> WORK TO COMPLETE:
Repeat exactly, and only, the lines from the one holding "Transcribe this image's" through the last line of the records below.

> INPUT DATA:
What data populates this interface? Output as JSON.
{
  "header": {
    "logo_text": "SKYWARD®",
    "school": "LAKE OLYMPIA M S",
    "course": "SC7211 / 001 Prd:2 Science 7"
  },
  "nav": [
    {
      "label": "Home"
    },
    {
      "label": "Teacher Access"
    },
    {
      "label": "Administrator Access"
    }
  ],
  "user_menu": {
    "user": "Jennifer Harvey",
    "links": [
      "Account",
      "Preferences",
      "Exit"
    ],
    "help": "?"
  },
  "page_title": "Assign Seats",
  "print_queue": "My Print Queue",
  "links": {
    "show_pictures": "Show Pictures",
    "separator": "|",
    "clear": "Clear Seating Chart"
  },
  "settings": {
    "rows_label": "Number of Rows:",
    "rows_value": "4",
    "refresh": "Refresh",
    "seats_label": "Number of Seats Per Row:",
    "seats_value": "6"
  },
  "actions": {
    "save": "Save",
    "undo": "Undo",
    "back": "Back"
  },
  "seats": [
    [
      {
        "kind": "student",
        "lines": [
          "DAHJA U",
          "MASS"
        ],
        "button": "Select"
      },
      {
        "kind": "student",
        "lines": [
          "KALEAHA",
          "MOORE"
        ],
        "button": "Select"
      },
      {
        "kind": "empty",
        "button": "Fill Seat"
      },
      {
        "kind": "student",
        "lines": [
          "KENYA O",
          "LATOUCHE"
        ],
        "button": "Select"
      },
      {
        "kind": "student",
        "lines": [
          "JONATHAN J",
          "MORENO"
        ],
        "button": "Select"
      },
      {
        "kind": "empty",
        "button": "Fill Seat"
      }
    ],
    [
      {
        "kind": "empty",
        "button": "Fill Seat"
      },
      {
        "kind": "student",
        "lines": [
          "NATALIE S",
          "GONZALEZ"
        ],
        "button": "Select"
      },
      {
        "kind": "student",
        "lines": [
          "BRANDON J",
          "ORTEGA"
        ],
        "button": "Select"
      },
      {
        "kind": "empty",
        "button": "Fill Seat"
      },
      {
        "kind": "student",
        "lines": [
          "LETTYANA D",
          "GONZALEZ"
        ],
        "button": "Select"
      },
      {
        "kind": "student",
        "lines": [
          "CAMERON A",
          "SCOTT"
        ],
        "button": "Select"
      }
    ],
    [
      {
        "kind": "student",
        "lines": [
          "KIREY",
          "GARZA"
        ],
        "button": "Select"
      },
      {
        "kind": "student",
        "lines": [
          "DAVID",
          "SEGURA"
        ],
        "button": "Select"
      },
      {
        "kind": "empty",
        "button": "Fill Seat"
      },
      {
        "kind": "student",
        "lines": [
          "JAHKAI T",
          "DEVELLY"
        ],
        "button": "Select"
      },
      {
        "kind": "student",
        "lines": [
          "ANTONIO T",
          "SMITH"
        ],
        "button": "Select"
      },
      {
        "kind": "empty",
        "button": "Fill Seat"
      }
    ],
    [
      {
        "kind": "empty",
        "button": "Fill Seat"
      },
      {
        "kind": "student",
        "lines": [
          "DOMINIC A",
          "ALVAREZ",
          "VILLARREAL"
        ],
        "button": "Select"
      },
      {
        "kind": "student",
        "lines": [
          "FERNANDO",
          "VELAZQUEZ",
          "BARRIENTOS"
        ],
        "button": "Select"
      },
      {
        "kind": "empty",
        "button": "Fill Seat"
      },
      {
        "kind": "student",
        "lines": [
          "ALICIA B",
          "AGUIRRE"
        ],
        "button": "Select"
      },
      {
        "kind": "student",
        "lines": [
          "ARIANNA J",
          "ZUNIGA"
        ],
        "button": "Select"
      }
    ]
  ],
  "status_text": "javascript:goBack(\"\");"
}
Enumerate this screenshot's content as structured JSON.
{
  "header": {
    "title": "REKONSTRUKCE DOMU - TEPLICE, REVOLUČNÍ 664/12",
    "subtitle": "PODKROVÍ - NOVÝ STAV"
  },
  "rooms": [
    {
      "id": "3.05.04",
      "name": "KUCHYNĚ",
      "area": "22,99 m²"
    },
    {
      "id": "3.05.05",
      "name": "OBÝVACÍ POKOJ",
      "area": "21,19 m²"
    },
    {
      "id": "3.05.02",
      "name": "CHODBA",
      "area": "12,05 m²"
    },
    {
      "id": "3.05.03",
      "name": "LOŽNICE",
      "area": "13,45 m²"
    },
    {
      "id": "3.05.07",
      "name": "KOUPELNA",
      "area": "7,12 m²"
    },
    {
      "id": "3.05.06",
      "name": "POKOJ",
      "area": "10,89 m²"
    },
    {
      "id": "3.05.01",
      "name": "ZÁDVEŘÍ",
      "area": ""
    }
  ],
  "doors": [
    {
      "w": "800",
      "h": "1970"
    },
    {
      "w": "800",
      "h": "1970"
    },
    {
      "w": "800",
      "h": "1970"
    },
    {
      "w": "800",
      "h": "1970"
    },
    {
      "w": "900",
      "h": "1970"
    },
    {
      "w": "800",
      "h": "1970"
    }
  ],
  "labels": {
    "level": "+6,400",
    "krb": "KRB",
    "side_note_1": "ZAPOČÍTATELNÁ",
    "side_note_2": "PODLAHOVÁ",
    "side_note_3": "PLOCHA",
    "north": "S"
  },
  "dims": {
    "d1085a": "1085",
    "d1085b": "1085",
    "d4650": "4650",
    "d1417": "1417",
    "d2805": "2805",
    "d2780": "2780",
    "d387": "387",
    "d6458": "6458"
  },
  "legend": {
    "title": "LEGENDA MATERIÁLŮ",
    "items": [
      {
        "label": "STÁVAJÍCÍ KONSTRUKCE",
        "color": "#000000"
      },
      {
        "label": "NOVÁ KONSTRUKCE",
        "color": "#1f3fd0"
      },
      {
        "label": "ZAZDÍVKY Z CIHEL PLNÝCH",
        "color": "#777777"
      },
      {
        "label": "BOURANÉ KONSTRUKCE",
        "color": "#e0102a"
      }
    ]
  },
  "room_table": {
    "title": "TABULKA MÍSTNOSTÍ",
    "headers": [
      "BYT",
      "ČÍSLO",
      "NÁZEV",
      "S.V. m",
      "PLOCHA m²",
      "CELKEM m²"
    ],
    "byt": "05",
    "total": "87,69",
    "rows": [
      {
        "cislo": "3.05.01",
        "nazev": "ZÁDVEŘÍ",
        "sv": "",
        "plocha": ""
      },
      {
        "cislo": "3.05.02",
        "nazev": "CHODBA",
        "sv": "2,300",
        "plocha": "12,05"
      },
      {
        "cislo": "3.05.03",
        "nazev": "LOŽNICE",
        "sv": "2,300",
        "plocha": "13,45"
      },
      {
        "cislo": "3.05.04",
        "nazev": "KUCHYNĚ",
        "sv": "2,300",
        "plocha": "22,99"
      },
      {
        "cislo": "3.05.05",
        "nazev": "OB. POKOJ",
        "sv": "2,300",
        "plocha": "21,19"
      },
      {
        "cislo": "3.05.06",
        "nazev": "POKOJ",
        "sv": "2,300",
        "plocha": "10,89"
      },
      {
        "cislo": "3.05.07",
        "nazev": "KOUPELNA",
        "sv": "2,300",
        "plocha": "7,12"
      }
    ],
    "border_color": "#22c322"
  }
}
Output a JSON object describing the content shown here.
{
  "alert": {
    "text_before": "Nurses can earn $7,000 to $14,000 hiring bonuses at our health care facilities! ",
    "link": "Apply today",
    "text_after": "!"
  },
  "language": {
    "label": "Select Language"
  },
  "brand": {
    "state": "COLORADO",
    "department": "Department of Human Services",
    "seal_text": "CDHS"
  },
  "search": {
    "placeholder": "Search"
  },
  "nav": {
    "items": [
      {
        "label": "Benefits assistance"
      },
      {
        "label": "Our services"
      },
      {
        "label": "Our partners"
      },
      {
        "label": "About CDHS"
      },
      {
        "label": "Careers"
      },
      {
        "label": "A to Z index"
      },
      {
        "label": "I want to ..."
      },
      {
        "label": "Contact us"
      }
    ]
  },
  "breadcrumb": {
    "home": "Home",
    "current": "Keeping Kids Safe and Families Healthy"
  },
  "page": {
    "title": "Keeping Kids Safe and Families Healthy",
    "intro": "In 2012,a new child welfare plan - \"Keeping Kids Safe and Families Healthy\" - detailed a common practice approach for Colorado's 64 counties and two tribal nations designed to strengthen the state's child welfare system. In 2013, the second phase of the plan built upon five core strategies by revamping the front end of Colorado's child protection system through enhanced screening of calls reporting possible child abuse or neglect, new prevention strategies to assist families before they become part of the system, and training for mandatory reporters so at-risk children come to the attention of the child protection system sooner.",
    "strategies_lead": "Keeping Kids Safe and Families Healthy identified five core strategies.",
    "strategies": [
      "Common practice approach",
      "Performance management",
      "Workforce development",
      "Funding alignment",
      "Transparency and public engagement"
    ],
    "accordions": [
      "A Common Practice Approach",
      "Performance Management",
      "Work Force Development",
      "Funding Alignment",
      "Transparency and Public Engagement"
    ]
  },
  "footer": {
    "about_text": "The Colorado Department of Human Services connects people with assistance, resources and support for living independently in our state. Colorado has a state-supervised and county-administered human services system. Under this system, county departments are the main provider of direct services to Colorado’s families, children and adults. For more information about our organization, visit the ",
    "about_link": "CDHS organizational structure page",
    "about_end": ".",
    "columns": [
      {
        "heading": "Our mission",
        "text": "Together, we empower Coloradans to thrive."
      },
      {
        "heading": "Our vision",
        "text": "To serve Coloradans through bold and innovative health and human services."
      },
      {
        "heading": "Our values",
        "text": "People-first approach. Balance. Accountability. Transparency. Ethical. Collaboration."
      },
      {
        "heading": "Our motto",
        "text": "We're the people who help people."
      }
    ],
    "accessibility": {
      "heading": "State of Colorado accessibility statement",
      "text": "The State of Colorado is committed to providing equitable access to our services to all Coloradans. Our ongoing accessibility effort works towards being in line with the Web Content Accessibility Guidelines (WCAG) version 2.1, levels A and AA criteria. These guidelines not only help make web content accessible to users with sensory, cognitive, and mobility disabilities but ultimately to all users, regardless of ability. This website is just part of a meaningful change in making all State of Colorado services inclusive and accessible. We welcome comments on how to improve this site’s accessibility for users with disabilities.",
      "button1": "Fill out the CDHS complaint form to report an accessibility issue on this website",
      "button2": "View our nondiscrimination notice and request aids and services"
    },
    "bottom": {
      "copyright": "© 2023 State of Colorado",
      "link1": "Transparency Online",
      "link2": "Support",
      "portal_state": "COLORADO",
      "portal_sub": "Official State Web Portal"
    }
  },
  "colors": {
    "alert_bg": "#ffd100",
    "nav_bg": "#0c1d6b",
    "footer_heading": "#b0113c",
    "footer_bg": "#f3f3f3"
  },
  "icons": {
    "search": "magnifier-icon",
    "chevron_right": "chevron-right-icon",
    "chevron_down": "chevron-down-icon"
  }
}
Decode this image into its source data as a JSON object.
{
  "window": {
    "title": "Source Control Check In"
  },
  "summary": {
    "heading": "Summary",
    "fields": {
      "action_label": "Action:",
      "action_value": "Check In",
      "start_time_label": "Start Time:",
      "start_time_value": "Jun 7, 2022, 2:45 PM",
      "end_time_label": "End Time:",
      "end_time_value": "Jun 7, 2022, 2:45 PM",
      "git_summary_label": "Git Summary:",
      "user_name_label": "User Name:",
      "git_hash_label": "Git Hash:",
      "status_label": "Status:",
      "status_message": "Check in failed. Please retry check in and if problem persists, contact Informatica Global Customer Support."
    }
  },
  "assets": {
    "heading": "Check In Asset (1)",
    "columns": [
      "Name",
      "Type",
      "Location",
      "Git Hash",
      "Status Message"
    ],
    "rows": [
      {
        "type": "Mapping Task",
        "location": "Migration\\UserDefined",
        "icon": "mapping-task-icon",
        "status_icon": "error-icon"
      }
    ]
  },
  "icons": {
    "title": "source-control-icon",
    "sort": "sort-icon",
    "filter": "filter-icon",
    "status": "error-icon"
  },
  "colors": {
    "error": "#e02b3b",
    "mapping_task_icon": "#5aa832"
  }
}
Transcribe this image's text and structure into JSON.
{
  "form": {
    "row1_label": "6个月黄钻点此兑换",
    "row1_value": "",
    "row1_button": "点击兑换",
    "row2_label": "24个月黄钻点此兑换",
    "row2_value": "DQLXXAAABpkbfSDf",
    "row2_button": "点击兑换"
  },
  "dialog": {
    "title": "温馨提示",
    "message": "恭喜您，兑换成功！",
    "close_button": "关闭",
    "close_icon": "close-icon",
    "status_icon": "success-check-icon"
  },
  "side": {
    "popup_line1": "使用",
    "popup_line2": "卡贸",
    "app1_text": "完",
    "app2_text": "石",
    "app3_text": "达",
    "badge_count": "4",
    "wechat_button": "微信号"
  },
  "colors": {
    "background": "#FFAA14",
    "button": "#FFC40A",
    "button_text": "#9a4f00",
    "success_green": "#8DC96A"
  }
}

> REPLY TO THE TASK:
Transcribe this image's text and structure into JSON.
{
  "form": {
    "row1_label": "6个月黄钻点此兑换",
    "row1_value": "",
    "row1_button": "点击兑换",
    "row2_label": "24个月黄钻点此兑换",
    "row2_value": "DQLXXAAABpkbfSDf",
    "row2_button": "点击兑换"
  },
  "dialog": {
    "title": "温馨提示",
    "message": "恭喜您，兑换成功！",
    "close_button": "关闭",
    "close_icon": "close-icon",
    "status_icon": "success-check-icon"
  },
  "side": {
    "popup_line1": "使用",
    "popup_line2": "卡贸",
    "app1_text": "完",
    "app2_text": "石",
    "app3_text": "达",
    "badge_count": "4",
    "wechat_button": "微信号"
  },
  "colors": {
    "background": "#FFAA14",
    "button": "#FFC40A",
    "button_text": "#9a4f00",
    "success_green": "#8DC96A"
  }
}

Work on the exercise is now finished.